SHORT TASK — Find the word "this" in the data. Return every line where it appears.
** Begin MATERIAL FOR THE TASK **
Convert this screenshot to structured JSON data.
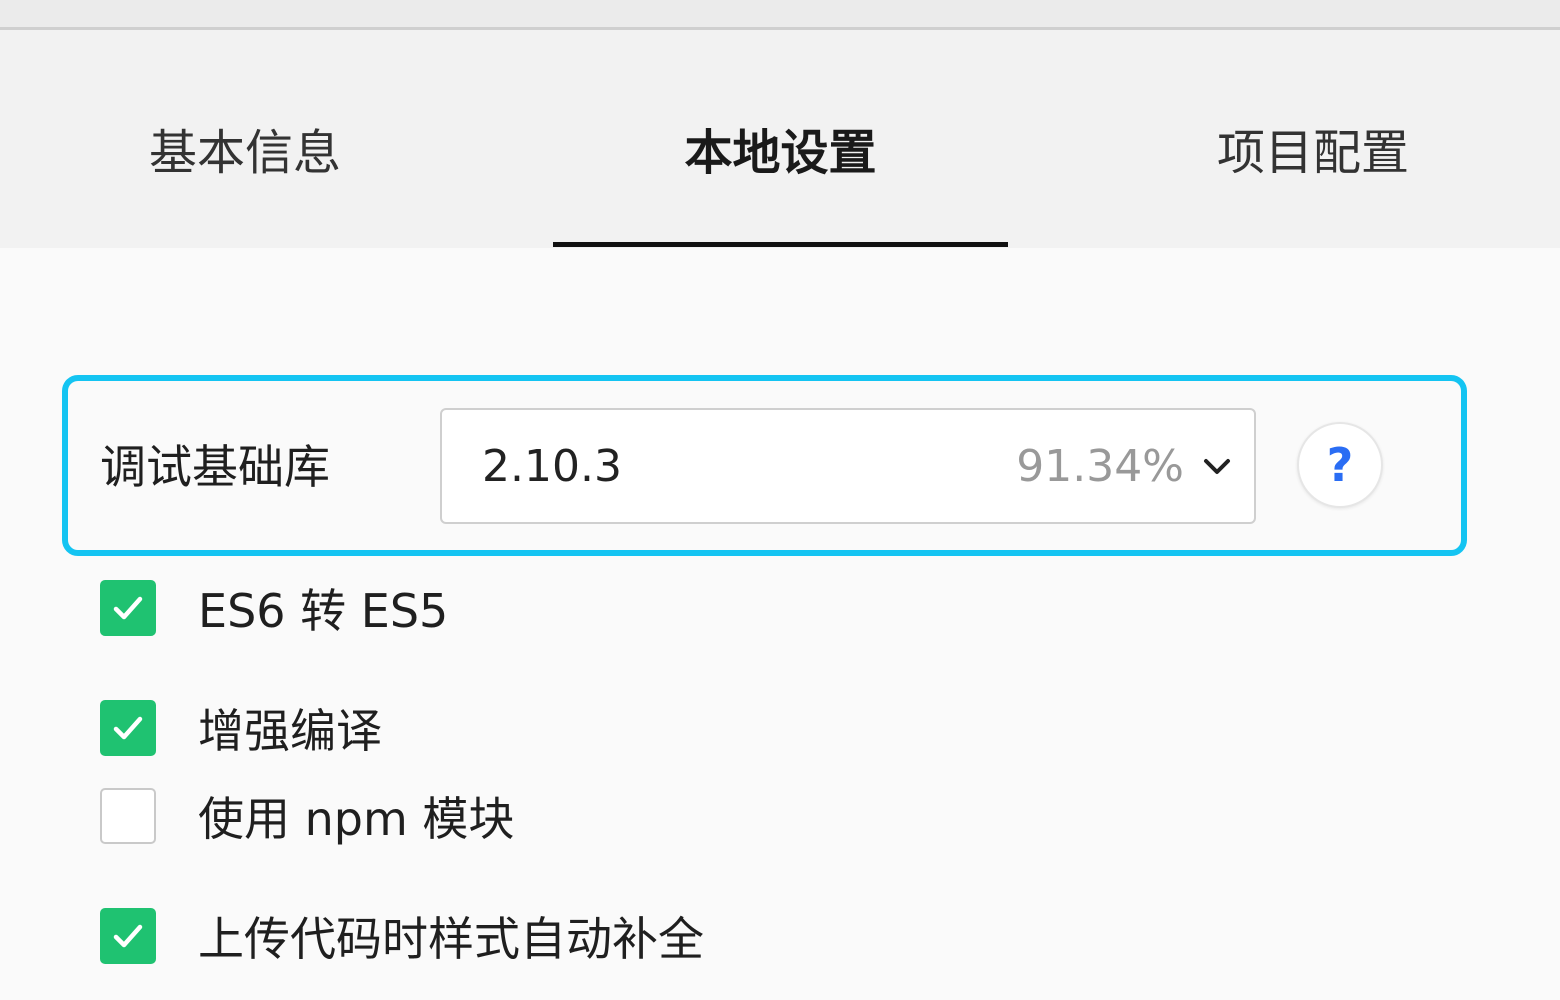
{
  "tabs": [
    {
      "label": "基本信息",
      "active": false
    },
    {
      "label": "本地设置",
      "active": true
    },
    {
      "label": "项目配置",
      "active": false
    }
  ],
  "debug_lib": {
    "label": "调试基础库",
    "selected_version": "2.10.3",
    "coverage": "91.34%",
    "help_label": "?"
  },
  "options": [
    {
      "label": "ES6 转 ES5",
      "checked": true
    },
    {
      "label": "增强编译",
      "checked": true
    },
    {
      "label": "使用 npm 模块",
      "checked": false
    },
    {
      "label": "上传代码时样式自动补全",
      "checked": true
    }
  ],
  "colors": {
    "focus_ring": "#14c4f2",
    "checkbox_checked": "#1fc271",
    "help_icon": "#2a6df4"
  }
}
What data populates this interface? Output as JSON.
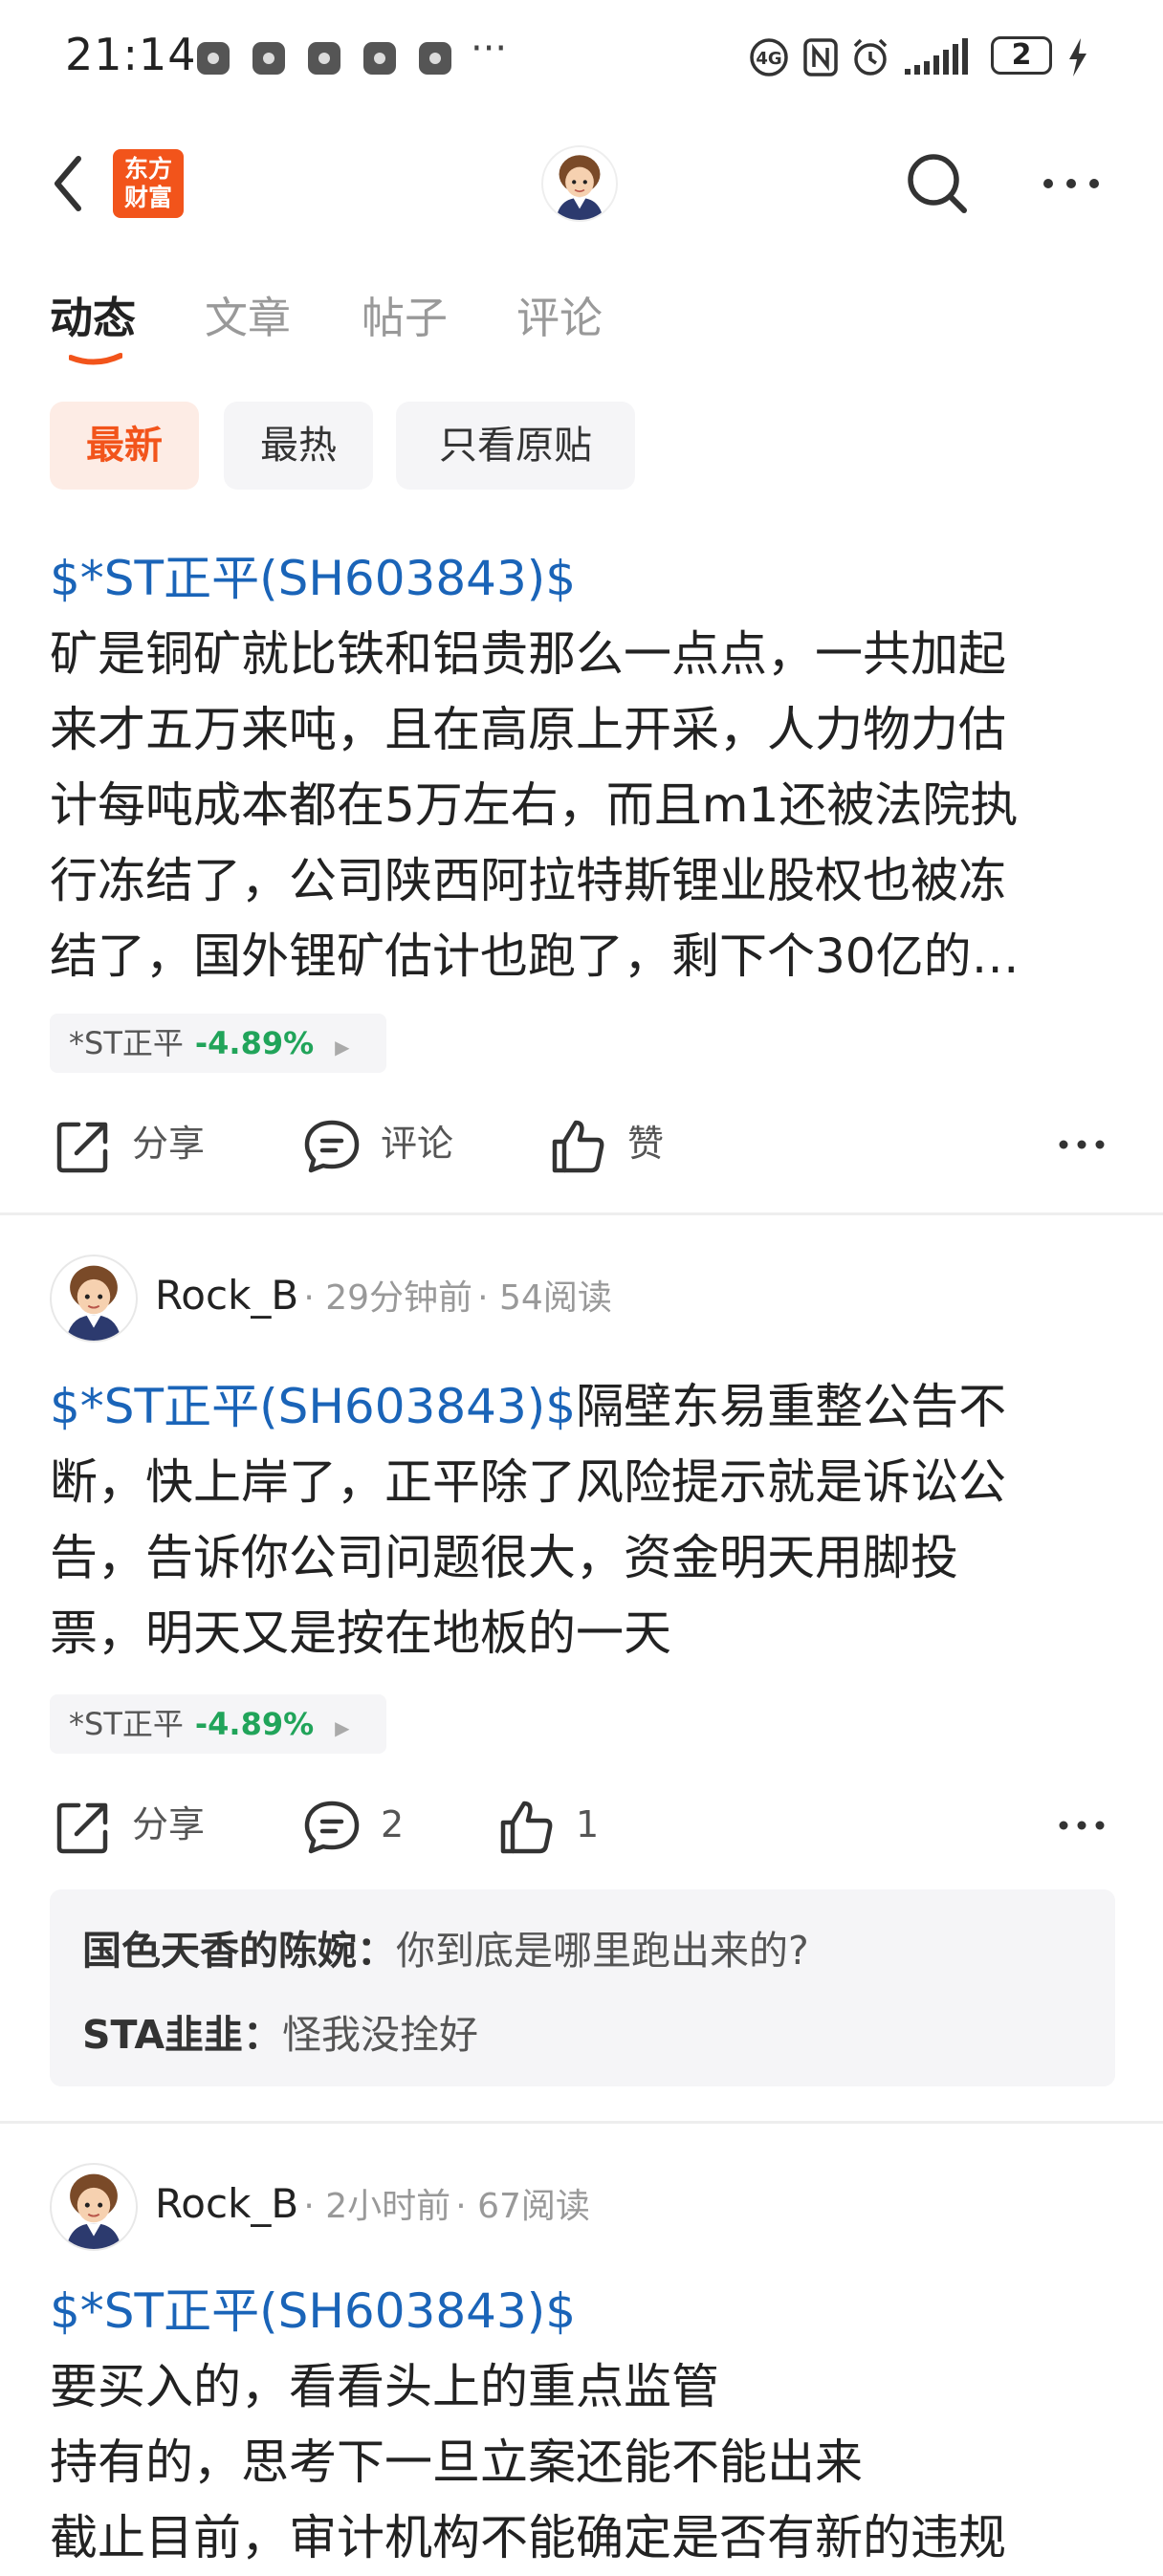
{
  "status_bar": {
    "time": "21:14",
    "more": "···",
    "battery": "2"
  },
  "header": {
    "logo_line1": "东方",
    "logo_line2": "财富"
  },
  "tabs": [
    {
      "label": "动态"
    },
    {
      "label": "文章"
    },
    {
      "label": "帖子"
    },
    {
      "label": "评论"
    }
  ],
  "filters": [
    {
      "label": "最新"
    },
    {
      "label": "最热"
    },
    {
      "label": "只看原贴"
    }
  ],
  "posts": [
    {
      "tag": "$*ST正平(SH603843)$",
      "lines": [
        "矿是铜矿就比铁和铝贵那么一点点，一共加起",
        "来才五万来吨，且在高原上开采，人力物力估",
        "计每吨成本都在5万左右，而且m1还被法院执",
        "行冻结了，公司陕西阿拉特斯锂业股权也被冻",
        "结了，国外锂矿估计也跑了，剩下个30亿的…"
      ],
      "stock": {
        "name": "*ST正平",
        "change": "-4.89%"
      },
      "actions": {
        "share": "分享",
        "comment": "评论",
        "like": "赞"
      }
    },
    {
      "author": "Rock_B",
      "time": "29分钟前",
      "reads": "54阅读",
      "tag": "$*ST正平(SH603843)$",
      "first_line_rest": "隔壁东易重整公告不",
      "lines": [
        "断，快上岸了，正平除了风险提示就是诉讼公",
        "告，告诉你公司问题很大，资金明天用脚投",
        "票，明天又是按在地板的一天"
      ],
      "stock": {
        "name": "*ST正平",
        "change": "-4.89%"
      },
      "actions": {
        "share": "分享",
        "comment": "2",
        "like": "1"
      },
      "comments": [
        {
          "user": "国色天香的陈婉：",
          "text": "你到底是哪里跑出来的?"
        },
        {
          "user": "STA韭韭：",
          "text": "怪我没拴好"
        }
      ]
    },
    {
      "author": "Rock_B",
      "time": "2小时前",
      "reads": "67阅读",
      "tag": "$*ST正平(SH603843)$",
      "lines": [
        "要买入的，看看头上的重点监管",
        "持有的，思考下一旦立案还能不能出来",
        "截止目前，审计机构不能确定是否有新的违规"
      ]
    }
  ],
  "colors": {
    "accent": "#f2541b",
    "link": "#1a64b8",
    "down": "#21a45a"
  }
}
** End MATERIAL FOR THE TASK **
REPLY TO THE EXERCISE —
Convert this screenshot to structured JSON data.
What data populates this interface? Output as JSON.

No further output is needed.